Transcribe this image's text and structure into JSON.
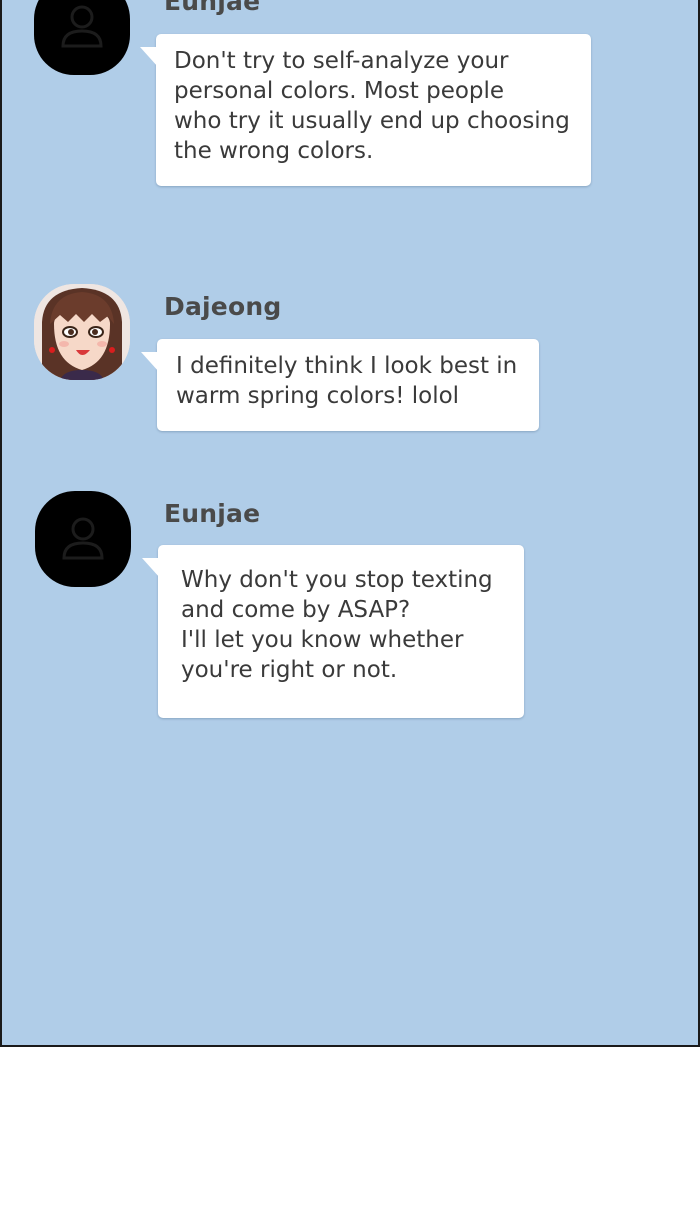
{
  "messages": [
    {
      "sender": "Eunjae",
      "avatar": "blank-person-icon",
      "lines": [
        "Don't try to self-analyze your",
        "personal colors. Most people",
        "who try it usually end up choosing",
        "the wrong colors."
      ]
    },
    {
      "sender": "Dajeong",
      "avatar": "dajeong-portrait",
      "lines": [
        "I definitely think I look best in",
        "warm spring colors! lolol"
      ]
    },
    {
      "sender": "Eunjae",
      "avatar": "blank-person-icon",
      "lines": [
        "Why don't you stop texting",
        "and come by ASAP?",
        "I'll let you know whether",
        "you're right or not."
      ]
    }
  ],
  "colors": {
    "chat_background": "#b0cde8",
    "bubble": "#ffffff",
    "name_text": "#4a4a4a",
    "message_text": "#3a3a3a"
  }
}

- What is needed
Every line is to be duplicated exactly, though pictures stay out.

- Task result
Transcribe this image's text and structure into JSON.
{
  "messages": [
    {
      "sender": "Eunjae",
      "avatar": "blank-person-icon",
      "lines": [
        "Don't try to self-analyze your",
        "personal colors. Most people",
        "who try it usually end up choosing",
        "the wrong colors."
      ]
    },
    {
      "sender": "Dajeong",
      "avatar": "dajeong-portrait",
      "lines": [
        "I definitely think I look best in",
        "warm spring colors! lolol"
      ]
    },
    {
      "sender": "Eunjae",
      "avatar": "blank-person-icon",
      "lines": [
        "Why don't you stop texting",
        "and come by ASAP?",
        "I'll let you know whether",
        "you're right or not."
      ]
    }
  ],
  "colors": {
    "chat_background": "#b0cde8",
    "bubble": "#ffffff",
    "name_text": "#4a4a4a",
    "message_text": "#3a3a3a"
  }
}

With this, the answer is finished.